What the task requires: Please copy exactly the lines that begin with the one containing "Transcribe the text in this document." and end with the last line of the entries.

Data extracted from a collection
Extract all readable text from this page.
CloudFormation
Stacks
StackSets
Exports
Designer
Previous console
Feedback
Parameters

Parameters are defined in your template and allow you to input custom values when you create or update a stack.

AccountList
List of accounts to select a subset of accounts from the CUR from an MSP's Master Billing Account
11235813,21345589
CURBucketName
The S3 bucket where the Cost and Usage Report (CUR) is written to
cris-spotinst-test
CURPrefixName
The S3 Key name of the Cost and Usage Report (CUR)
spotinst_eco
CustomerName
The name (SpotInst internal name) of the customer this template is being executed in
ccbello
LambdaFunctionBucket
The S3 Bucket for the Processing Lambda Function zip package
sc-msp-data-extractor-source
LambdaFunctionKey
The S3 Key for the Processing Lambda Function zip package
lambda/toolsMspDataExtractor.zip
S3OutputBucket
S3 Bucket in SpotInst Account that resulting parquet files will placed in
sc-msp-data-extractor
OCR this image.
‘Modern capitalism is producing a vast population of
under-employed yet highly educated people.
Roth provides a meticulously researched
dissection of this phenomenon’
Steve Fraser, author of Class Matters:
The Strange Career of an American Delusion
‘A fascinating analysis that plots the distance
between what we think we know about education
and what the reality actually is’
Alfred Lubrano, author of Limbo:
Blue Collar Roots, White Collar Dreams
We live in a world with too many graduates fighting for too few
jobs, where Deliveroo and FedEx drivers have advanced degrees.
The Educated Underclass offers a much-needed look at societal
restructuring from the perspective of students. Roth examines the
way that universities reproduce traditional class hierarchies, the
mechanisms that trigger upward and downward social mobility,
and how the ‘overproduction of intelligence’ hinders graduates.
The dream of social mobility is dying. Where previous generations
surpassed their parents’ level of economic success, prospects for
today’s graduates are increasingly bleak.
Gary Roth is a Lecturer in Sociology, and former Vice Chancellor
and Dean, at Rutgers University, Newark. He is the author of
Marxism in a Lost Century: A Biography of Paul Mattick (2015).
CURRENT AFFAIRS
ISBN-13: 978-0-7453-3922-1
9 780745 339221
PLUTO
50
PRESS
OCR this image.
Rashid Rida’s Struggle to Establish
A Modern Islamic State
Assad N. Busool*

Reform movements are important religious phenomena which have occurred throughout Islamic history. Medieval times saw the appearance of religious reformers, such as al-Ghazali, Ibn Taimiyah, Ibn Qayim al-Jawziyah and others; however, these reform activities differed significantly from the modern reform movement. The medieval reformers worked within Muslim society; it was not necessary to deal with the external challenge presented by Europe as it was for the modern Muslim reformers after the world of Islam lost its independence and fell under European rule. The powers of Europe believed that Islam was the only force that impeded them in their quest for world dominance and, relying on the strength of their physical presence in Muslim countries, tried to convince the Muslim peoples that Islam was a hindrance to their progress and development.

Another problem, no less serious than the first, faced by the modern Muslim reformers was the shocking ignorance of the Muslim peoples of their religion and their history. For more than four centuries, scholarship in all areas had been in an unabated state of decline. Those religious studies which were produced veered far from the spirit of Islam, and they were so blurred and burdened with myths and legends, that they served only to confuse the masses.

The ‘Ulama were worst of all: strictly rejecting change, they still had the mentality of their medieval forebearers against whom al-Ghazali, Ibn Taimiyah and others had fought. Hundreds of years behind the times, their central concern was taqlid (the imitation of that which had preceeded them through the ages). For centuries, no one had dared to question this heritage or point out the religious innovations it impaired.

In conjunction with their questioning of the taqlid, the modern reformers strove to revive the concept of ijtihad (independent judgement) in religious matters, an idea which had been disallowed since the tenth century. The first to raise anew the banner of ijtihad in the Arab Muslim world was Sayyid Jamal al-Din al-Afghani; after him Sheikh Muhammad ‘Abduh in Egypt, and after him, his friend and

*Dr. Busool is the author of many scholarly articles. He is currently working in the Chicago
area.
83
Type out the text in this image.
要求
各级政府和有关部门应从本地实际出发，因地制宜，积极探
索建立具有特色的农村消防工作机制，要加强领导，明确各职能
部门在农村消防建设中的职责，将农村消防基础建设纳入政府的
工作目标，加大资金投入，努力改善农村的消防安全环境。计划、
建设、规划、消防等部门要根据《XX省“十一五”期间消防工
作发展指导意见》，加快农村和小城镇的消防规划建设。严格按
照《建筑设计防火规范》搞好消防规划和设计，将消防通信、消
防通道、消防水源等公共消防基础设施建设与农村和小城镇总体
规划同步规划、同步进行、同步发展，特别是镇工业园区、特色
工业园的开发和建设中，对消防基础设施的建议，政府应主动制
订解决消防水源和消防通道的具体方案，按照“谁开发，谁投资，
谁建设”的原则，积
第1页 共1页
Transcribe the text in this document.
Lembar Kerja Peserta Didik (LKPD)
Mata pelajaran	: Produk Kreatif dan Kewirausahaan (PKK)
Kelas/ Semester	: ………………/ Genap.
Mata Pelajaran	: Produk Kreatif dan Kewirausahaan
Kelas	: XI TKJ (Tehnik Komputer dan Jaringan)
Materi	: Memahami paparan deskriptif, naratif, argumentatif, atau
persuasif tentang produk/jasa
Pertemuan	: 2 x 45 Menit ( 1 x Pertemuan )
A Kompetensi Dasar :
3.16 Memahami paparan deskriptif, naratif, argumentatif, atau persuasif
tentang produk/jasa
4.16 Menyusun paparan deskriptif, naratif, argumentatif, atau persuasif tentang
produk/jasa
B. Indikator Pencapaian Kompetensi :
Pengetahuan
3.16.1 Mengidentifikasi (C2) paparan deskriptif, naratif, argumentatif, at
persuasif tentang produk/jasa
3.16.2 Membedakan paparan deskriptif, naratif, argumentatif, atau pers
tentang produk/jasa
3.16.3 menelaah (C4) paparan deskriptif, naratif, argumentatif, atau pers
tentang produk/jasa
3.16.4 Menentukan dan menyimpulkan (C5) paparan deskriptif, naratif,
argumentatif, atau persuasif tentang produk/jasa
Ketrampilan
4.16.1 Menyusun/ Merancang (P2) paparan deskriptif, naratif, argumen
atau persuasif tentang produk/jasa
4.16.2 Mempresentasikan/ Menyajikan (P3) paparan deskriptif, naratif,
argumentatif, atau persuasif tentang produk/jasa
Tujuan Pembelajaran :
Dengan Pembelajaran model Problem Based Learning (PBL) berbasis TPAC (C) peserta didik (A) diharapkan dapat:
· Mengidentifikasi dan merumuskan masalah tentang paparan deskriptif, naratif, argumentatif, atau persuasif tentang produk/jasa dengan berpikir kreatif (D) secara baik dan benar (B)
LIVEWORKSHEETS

Complete answer:
Transcribe the text in this document.
Lembar Kerja Peserta Didik (LKPD)
Mata pelajaran	: Produk Kreatif dan Kewirausahaan (PKK)
Kelas/ Semester	: ………………/ Genap.
Mata Pelajaran	: Produk Kreatif dan Kewirausahaan
Kelas	: XI TKJ (Tehnik Komputer dan Jaringan)
Materi	: Memahami paparan deskriptif, naratif, argumentatif, atau
persuasif tentang produk/jasa
Pertemuan	: 2 x 45 Menit ( 1 x Pertemuan )
A Kompetensi Dasar :
3.16 Memahami paparan deskriptif, naratif, argumentatif, atau persuasif
tentang produk/jasa
4.16 Menyusun paparan deskriptif, naratif, argumentatif, atau persuasif tentang
produk/jasa
B. Indikator Pencapaian Kompetensi :
Pengetahuan
3.16.1 Mengidentifikasi (C2) paparan deskriptif, naratif, argumentatif, at
persuasif tentang produk/jasa
3.16.2 Membedakan paparan deskriptif, naratif, argumentatif, atau pers
tentang produk/jasa
3.16.3 menelaah (C4) paparan deskriptif, naratif, argumentatif, atau pers
tentang produk/jasa
3.16.4 Menentukan dan menyimpulkan (C5) paparan deskriptif, naratif,
argumentatif, atau persuasif tentang produk/jasa
Ketrampilan
4.16.1 Menyusun/ Merancang (P2) paparan deskriptif, naratif, argumen
atau persuasif tentang produk/jasa
4.16.2 Mempresentasikan/ Menyajikan (P3) paparan deskriptif, naratif,
argumentatif, atau persuasif tentang produk/jasa
Tujuan Pembelajaran :
Dengan Pembelajaran model Problem Based Learning (PBL) berbasis TPAC (C) peserta didik (A) diharapkan dapat:
· Mengidentifikasi dan merumuskan masalah tentang paparan deskriptif, naratif, argumentatif, atau persuasif tentang produk/jasa dengan berpikir kreatif (D) secara baik dan benar (B)
LIVEWORKSHEETS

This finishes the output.